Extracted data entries

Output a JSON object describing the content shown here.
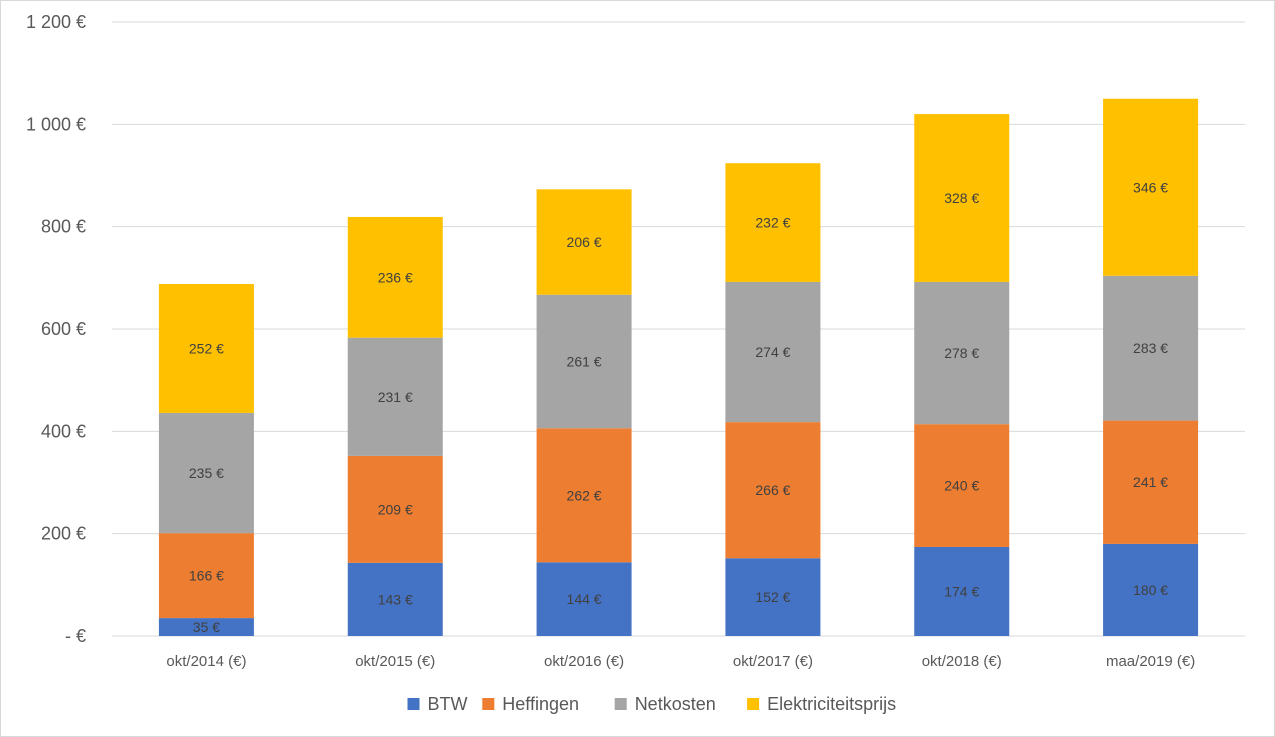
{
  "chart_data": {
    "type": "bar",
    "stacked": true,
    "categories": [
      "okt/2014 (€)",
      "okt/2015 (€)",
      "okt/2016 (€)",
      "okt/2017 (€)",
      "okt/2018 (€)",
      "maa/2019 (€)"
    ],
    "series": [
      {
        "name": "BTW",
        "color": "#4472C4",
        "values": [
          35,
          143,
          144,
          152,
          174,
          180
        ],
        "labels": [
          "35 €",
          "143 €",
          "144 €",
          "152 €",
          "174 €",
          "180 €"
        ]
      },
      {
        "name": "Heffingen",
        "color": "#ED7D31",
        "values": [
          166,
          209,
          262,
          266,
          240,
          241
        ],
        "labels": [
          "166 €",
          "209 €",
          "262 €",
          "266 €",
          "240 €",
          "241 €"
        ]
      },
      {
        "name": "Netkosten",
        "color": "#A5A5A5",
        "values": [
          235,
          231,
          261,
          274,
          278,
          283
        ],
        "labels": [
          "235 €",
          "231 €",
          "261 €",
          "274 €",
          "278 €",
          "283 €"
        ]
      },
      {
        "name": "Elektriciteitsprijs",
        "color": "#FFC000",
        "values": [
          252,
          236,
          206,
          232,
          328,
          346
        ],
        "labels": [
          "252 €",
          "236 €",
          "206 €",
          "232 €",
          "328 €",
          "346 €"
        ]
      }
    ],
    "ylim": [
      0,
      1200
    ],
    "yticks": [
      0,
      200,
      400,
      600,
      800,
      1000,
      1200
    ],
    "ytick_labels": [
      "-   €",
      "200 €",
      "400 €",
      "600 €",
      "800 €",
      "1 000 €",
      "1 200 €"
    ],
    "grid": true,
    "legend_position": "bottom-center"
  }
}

---

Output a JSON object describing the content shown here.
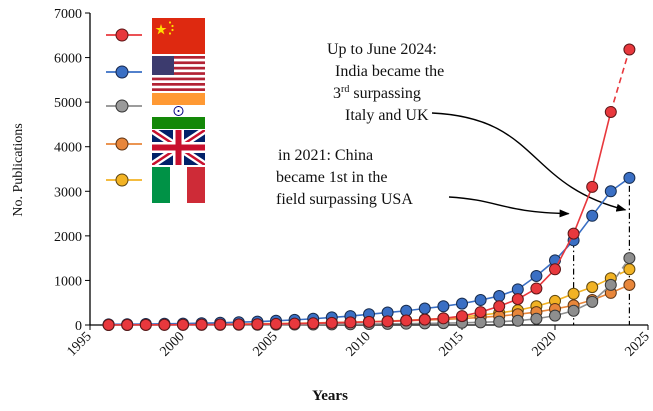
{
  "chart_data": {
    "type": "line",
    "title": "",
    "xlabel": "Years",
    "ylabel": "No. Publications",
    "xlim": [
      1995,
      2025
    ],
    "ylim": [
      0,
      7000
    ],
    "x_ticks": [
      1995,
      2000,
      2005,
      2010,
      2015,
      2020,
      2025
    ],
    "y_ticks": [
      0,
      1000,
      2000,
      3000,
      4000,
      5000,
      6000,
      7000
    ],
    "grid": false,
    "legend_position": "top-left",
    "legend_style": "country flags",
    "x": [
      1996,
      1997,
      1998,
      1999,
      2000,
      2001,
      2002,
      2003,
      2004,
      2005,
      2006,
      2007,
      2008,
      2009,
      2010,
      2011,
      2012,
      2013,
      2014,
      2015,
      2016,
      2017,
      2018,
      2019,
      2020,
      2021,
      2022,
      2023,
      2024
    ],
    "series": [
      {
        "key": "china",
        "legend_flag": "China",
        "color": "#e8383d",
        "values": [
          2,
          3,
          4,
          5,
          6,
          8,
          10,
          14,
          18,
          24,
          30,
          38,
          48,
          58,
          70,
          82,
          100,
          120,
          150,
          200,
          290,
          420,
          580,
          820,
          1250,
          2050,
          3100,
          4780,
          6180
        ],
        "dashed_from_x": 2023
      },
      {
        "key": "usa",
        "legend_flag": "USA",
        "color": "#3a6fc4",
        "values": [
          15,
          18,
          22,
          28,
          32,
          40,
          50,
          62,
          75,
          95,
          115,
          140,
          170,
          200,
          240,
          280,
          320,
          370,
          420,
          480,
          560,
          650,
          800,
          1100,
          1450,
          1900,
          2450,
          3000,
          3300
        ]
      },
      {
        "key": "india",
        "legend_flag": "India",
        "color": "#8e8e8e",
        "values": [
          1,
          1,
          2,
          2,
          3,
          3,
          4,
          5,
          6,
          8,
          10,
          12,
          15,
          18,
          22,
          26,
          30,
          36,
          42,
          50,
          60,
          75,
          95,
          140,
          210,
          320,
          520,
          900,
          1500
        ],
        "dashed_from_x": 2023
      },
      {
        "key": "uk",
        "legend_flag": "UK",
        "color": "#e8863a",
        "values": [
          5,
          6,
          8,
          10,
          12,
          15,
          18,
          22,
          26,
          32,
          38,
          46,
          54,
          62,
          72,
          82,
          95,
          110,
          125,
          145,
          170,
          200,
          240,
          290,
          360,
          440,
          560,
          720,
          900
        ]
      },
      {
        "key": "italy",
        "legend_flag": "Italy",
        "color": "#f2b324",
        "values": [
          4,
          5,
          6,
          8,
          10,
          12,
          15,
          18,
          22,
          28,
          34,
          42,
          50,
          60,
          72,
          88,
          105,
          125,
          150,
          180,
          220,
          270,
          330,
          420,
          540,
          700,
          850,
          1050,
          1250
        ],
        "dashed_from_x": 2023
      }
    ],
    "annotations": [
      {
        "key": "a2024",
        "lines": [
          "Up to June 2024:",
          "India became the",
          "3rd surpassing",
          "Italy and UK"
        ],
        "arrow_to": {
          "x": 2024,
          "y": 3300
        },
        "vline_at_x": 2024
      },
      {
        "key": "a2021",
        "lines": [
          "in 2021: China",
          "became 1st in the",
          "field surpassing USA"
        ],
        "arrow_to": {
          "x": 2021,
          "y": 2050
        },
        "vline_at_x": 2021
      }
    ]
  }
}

...

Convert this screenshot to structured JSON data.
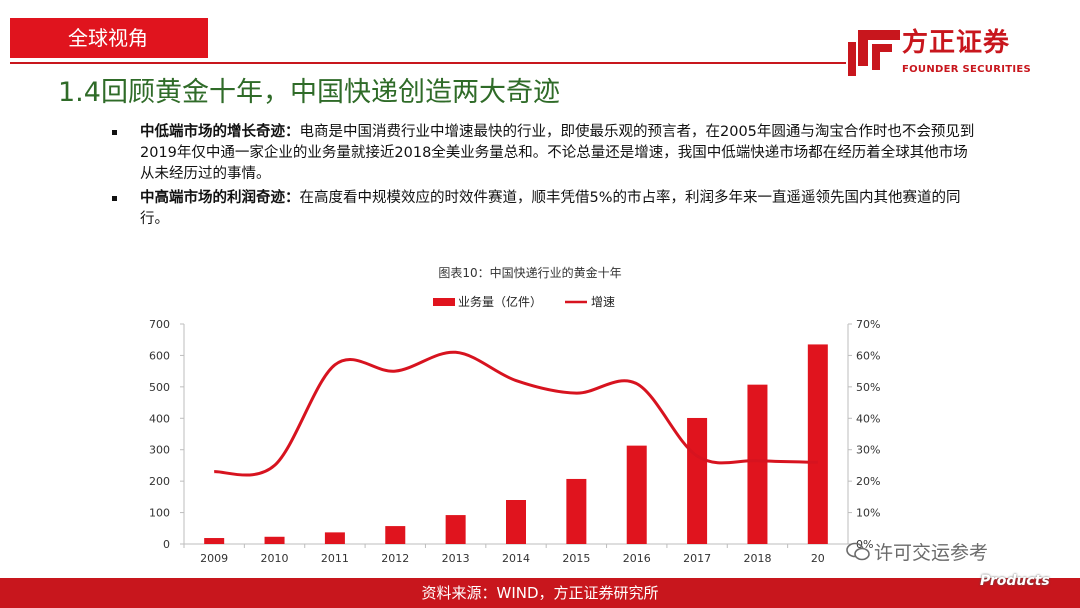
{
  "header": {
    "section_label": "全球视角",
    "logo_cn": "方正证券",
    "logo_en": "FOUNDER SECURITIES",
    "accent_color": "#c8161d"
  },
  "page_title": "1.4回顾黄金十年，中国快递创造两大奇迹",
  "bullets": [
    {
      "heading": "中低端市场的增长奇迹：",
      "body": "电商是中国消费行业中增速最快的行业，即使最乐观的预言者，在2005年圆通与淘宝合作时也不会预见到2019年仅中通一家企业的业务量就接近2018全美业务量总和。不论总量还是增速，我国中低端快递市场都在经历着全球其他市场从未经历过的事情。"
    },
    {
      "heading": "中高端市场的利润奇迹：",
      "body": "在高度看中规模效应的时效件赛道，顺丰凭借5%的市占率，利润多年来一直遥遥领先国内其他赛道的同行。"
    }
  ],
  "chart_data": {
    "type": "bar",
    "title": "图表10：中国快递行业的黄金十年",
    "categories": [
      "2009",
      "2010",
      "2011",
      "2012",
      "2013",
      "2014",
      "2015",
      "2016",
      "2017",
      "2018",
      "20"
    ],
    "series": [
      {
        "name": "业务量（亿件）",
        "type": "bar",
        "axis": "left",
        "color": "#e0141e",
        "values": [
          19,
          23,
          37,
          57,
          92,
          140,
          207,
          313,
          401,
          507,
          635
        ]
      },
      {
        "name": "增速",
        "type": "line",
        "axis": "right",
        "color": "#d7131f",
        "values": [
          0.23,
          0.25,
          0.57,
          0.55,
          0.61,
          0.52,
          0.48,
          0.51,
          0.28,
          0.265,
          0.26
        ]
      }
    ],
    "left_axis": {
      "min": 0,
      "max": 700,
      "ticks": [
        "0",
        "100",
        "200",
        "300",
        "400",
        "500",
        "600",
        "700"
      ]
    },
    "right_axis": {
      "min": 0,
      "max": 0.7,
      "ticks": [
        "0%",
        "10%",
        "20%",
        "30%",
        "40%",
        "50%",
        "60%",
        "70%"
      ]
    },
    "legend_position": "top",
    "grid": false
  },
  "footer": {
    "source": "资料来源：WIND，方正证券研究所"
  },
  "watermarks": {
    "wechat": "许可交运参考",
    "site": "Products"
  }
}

> EXERCISE DETAILS: Copy all lines in the listing above where the string "name" appears.

> RESPONSE BELOW:
        "name": "BTW",
        "name": "Heffingen",
        "name": "Netkosten",
        "name": "Elektriciteitsprijs",
        "name": "业务量（亿件）",
        "name": "增速",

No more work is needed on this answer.